>>>>>

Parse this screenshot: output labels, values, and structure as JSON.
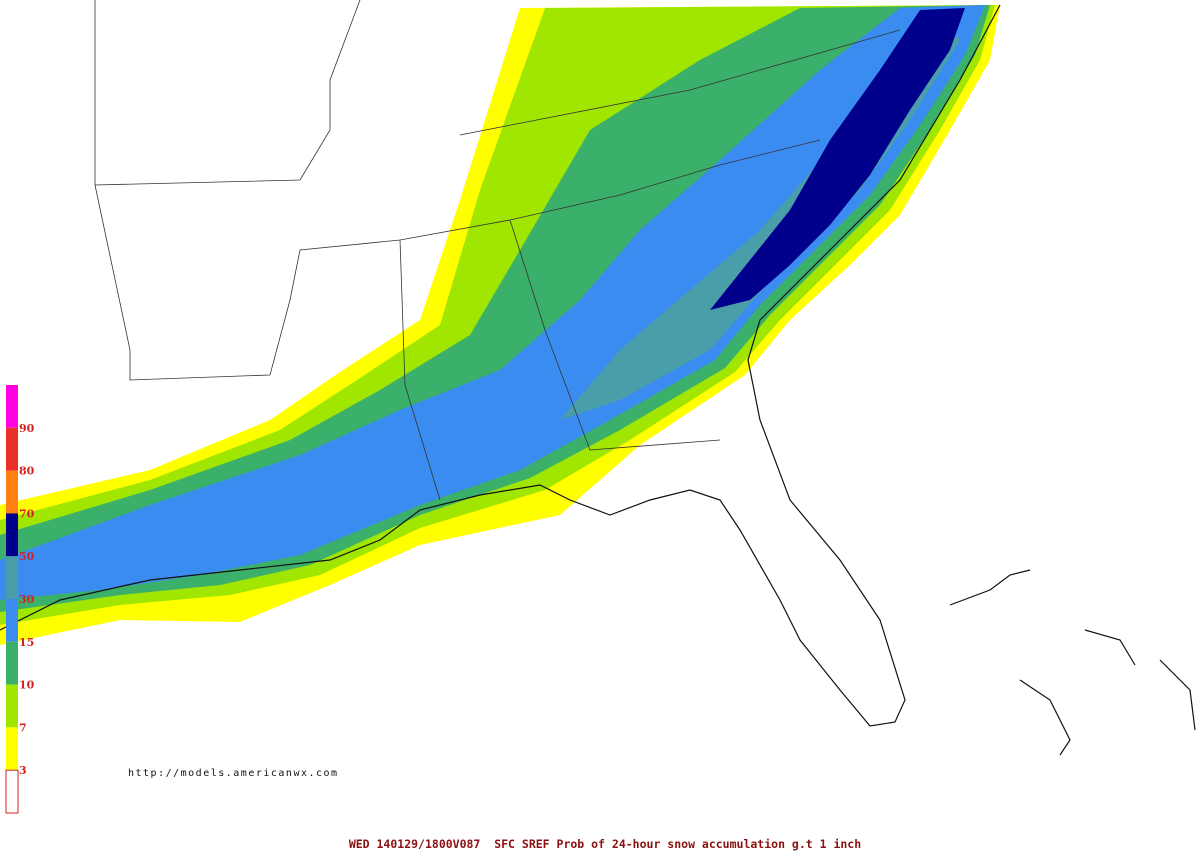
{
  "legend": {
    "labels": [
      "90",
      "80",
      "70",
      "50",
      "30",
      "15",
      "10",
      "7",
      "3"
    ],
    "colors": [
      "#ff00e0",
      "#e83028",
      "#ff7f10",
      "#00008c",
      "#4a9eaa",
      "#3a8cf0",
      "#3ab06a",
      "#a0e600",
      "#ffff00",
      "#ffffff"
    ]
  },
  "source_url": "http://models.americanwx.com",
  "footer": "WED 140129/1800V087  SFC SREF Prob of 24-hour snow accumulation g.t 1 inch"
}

<<<<<

▸ **Set task**: Go through the listing above and write it out again exactly, dropping the pictures.

▸ **Completed task**:
Parse this screenshot: output labels, values, and structure as JSON.
{
  "legend": {
    "labels": [
      "90",
      "80",
      "70",
      "50",
      "30",
      "15",
      "10",
      "7",
      "3"
    ],
    "colors": [
      "#ff00e0",
      "#e83028",
      "#ff7f10",
      "#00008c",
      "#4a9eaa",
      "#3a8cf0",
      "#3ab06a",
      "#a0e600",
      "#ffff00",
      "#ffffff"
    ]
  },
  "source_url": "http://models.americanwx.com",
  "footer": "WED 140129/1800V087  SFC SREF Prob of 24-hour snow accumulation g.t 1 inch"
}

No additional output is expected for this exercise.